## Given problem
Transcribe the records below in full; pictures stay out of the copy.

* Start *

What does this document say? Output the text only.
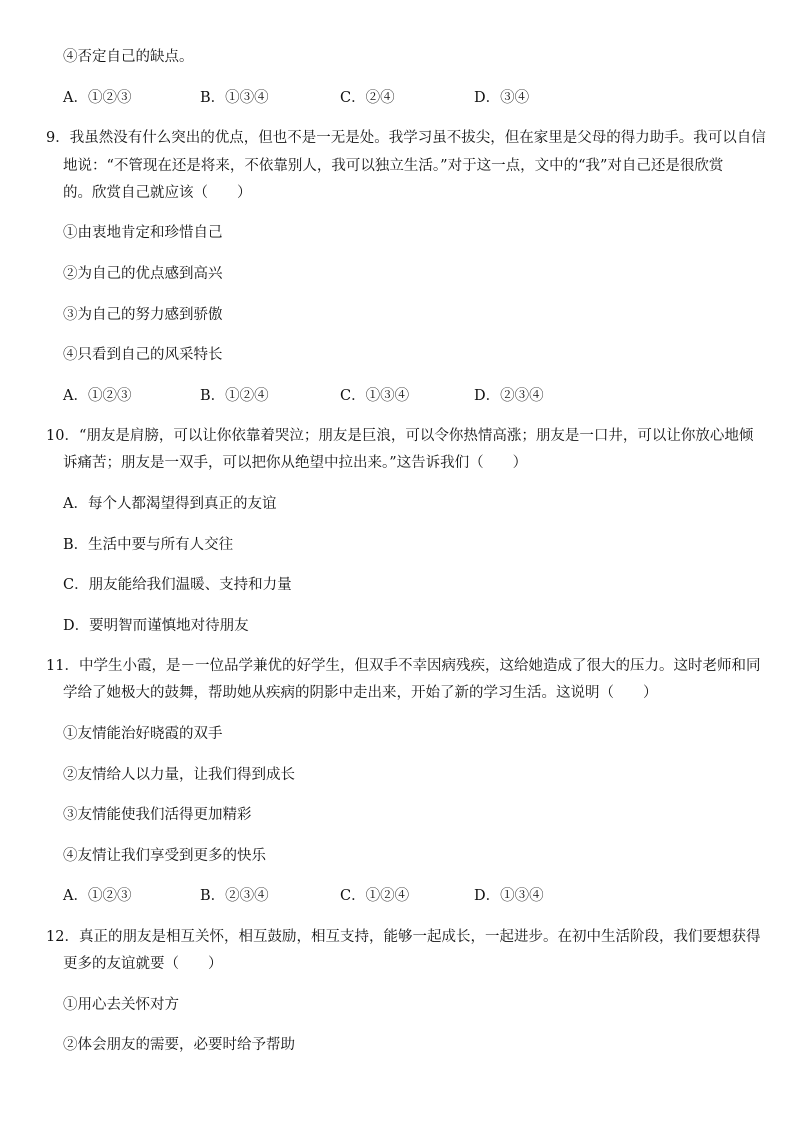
④否定自己的缺点。
A．①②③	B．①③④	C．②④	D．③④
9．我虽然没有什么突出的优点，但也不是一无是处。我学习虽不拔尖，但在家里是父母的得力助手。我可以自信
地说：“不管现在还是将来，不依靠别人，我可以独立生活。”对于这一点，文中的“我”对自己还是很欣赏
的。欣赏自己就应该（　　）
①由衷地肯定和珍惜自己
②为自己的优点感到高兴
③为自己的努力感到骄傲
④只看到自己的风采特长
A．①②③	B．①②④	C．①③④	D．②③④
10．“朋友是肩膀，可以让你依靠着哭泣；朋友是巨浪，可以令你热情高涨；朋友是一口井，可以让你放心地倾
诉痛苦；朋友是一双手，可以把你从绝望中拉出来。”这告诉我们（　　）
A．每个人都渴望得到真正的友谊
B．生活中要与所有人交往
C．朋友能给我们温暖、支持和力量
D．要明智而谨慎地对待朋友
11．中学生小霞，是－一位品学兼优的好学生，但双手不幸因病残疾，这给她造成了很大的压力。这时老师和同
学给了她极大的鼓舞，帮助她从疾病的阴影中走出来，开始了新的学习生活。这说明（　　）
①友情能治好晓霞的双手
②友情给人以力量，让我们得到成长
③友情能使我们活得更加精彩
④友情让我们享受到更多的快乐
A．①②③	B．②③④	C．①②④	D．①③④
12．真正的朋友是相互关怀，相互鼓励，相互支持，能够一起成长，一起进步。在初中生活阶段，我们要想获得
更多的友谊就要（　　）
①用心去关怀对方
②体会朋友的需要，必要时给予帮助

* End *

## Written response
What does this document say? Output the text only.
④否定自己的缺点。
A．①②③	B．①③④	C．②④	D．③④
9．我虽然没有什么突出的优点，但也不是一无是处。我学习虽不拔尖，但在家里是父母的得力助手。我可以自信
地说：“不管现在还是将来，不依靠别人，我可以独立生活。”对于这一点，文中的“我”对自己还是很欣赏
的。欣赏自己就应该（　　）
①由衷地肯定和珍惜自己
②为自己的优点感到高兴
③为自己的努力感到骄傲
④只看到自己的风采特长
A．①②③	B．①②④	C．①③④	D．②③④
10．“朋友是肩膀，可以让你依靠着哭泣；朋友是巨浪，可以令你热情高涨；朋友是一口井，可以让你放心地倾
诉痛苦；朋友是一双手，可以把你从绝望中拉出来。”这告诉我们（　　）
A．每个人都渴望得到真正的友谊
B．生活中要与所有人交往
C．朋友能给我们温暖、支持和力量
D．要明智而谨慎地对待朋友
11．中学生小霞，是－一位品学兼优的好学生，但双手不幸因病残疾，这给她造成了很大的压力。这时老师和同
学给了她极大的鼓舞，帮助她从疾病的阴影中走出来，开始了新的学习生活。这说明（　　）
①友情能治好晓霞的双手
②友情给人以力量，让我们得到成长
③友情能使我们活得更加精彩
④友情让我们享受到更多的快乐
A．①②③	B．②③④	C．①②④	D．①③④
12．真正的朋友是相互关怀，相互鼓励，相互支持，能够一起成长，一起进步。在初中生活阶段，我们要想获得
更多的友谊就要（　　）
①用心去关怀对方
②体会朋友的需要，必要时给予帮助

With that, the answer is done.